— Begin MATERIAL FOR THIS TASK —
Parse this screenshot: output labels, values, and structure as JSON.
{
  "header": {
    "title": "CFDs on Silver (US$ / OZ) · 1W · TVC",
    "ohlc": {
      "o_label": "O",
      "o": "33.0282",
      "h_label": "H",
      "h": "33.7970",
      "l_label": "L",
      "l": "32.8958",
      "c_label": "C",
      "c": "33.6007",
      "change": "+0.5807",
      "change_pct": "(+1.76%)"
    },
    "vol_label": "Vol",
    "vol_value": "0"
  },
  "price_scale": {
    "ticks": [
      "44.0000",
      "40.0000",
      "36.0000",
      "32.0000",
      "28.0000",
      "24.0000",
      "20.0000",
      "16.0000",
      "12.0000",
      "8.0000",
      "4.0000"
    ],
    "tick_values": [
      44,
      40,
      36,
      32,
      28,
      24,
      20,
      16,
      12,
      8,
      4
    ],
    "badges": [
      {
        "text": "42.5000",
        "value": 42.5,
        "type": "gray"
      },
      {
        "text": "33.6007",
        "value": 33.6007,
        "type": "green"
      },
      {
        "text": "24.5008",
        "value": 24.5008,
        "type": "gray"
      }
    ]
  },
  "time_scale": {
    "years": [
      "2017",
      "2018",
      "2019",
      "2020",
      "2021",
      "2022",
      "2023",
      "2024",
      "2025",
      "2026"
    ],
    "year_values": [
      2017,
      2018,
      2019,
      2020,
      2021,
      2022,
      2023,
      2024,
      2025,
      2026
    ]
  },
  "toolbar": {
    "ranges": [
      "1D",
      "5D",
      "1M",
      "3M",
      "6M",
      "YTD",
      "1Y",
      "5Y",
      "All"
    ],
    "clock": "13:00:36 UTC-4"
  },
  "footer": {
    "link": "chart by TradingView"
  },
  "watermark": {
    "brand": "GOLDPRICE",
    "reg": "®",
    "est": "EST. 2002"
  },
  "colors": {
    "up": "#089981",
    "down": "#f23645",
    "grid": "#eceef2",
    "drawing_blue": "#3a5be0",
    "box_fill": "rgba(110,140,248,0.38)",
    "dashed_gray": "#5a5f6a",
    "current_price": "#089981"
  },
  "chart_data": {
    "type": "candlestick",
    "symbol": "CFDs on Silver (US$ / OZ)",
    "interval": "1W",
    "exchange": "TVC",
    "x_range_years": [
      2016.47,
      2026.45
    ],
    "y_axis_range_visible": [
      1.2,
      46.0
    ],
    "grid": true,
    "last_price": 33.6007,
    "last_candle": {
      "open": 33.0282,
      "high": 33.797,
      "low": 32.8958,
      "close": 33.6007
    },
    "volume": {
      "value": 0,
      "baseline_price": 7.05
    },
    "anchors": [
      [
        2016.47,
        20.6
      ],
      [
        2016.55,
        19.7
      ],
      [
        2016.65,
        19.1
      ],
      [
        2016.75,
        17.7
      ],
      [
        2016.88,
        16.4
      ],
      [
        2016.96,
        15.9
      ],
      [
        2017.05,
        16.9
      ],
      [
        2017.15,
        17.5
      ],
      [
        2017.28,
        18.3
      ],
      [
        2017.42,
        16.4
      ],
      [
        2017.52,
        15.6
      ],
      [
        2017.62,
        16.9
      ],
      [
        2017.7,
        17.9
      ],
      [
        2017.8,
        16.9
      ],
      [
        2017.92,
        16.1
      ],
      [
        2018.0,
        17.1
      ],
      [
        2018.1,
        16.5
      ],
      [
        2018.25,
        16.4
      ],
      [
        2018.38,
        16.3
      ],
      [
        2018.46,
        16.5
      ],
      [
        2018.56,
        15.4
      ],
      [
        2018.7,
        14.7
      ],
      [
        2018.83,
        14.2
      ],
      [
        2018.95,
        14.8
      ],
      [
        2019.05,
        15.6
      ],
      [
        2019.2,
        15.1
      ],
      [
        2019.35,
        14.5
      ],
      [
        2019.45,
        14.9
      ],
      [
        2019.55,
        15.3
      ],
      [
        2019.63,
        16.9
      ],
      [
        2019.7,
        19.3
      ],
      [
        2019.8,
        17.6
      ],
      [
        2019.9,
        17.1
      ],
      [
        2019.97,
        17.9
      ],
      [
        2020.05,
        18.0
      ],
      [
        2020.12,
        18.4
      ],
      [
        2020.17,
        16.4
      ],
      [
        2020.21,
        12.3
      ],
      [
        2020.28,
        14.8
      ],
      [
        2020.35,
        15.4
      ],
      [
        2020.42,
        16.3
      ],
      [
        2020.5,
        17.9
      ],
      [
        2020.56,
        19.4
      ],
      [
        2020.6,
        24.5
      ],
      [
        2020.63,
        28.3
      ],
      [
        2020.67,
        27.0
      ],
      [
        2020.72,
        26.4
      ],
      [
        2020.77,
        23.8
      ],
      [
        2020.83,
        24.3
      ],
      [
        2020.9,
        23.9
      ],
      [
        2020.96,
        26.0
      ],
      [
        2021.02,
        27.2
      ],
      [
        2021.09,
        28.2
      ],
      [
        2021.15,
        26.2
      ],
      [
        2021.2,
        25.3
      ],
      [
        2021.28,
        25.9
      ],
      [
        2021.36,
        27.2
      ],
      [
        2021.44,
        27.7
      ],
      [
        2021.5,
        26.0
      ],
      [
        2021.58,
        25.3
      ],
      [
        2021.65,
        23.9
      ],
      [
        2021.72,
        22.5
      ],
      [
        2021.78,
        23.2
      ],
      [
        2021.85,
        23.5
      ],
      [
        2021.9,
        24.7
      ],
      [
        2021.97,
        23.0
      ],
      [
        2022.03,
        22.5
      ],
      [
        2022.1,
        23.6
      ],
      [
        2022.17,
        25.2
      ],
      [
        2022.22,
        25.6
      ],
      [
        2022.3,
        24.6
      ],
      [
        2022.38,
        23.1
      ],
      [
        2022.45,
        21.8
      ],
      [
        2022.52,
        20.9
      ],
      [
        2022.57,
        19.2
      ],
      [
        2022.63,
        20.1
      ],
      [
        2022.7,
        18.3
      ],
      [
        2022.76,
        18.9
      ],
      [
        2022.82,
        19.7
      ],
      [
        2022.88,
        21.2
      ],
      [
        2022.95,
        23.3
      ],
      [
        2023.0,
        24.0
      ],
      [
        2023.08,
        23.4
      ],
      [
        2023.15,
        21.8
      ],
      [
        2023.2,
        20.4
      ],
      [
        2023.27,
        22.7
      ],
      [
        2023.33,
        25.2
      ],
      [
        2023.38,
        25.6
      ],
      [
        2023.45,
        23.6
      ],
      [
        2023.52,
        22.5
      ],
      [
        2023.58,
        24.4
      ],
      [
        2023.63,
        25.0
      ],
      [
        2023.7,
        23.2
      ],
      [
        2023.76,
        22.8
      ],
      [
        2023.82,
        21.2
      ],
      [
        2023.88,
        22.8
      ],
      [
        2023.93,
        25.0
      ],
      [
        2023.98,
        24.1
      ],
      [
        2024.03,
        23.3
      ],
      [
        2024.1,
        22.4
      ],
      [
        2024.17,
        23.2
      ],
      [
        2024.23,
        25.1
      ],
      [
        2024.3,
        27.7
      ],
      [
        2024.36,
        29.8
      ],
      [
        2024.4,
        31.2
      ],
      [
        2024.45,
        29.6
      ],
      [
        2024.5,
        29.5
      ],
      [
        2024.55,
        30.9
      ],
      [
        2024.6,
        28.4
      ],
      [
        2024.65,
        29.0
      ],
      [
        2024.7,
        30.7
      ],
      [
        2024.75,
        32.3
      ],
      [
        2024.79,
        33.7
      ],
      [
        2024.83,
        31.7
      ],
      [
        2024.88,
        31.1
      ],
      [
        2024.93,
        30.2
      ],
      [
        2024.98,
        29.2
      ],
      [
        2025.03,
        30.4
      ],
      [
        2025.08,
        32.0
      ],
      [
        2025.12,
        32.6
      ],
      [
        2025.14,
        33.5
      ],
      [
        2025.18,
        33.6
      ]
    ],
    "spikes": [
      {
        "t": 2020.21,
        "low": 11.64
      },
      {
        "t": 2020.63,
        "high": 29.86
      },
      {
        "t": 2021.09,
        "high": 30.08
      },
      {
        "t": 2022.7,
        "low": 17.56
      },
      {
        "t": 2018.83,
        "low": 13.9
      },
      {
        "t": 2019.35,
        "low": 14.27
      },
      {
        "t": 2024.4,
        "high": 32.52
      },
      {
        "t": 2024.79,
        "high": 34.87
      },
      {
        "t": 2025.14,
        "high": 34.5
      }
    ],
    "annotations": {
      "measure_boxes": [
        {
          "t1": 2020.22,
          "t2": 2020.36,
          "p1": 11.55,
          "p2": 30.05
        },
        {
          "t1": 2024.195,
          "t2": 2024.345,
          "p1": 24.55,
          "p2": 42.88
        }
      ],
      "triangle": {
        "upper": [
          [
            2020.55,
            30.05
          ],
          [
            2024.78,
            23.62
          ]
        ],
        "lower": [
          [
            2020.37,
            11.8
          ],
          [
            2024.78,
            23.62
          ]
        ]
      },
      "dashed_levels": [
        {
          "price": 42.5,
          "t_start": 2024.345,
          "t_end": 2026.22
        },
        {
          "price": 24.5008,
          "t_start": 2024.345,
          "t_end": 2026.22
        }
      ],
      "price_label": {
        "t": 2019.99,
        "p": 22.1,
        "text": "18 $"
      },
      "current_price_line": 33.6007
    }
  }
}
— End MATERIAL FOR THIS TASK —
— Begin MATERIAL FOR THIS TASK —
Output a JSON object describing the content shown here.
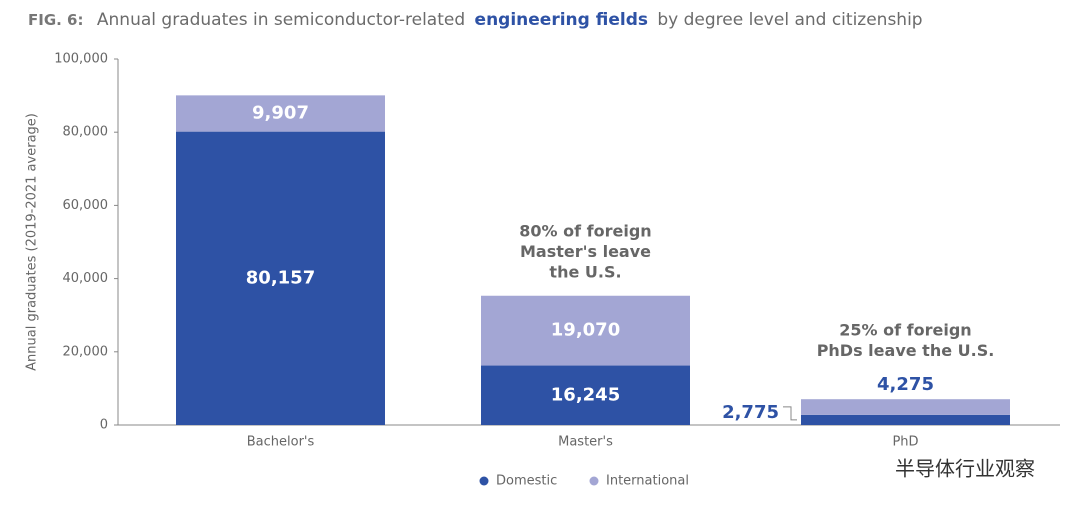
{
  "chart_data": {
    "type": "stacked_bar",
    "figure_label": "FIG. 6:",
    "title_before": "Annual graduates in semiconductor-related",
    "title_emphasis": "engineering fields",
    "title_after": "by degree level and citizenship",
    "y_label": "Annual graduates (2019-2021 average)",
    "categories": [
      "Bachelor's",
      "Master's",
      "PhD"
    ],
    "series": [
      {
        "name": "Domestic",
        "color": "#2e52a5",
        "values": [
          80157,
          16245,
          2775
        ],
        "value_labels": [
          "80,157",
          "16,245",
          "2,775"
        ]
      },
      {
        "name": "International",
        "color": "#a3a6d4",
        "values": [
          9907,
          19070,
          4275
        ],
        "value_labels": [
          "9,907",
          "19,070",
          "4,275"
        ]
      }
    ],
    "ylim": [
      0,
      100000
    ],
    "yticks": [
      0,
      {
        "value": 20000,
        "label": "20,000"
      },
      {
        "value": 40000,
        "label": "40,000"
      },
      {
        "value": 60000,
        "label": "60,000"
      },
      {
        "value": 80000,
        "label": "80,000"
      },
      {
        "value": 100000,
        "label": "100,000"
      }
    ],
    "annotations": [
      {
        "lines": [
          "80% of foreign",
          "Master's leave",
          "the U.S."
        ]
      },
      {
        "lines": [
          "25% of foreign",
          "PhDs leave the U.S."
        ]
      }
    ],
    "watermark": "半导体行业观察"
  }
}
— End MATERIAL FOR THIS TASK —
▶ **YOUR OBJECTIVE**
List the lines that contain the word "text".

▶ **THE RESPONSE**
        "text": "42.5000",
        "text": "33.6007",
        "text": "24.5008",
        "text": "18 $"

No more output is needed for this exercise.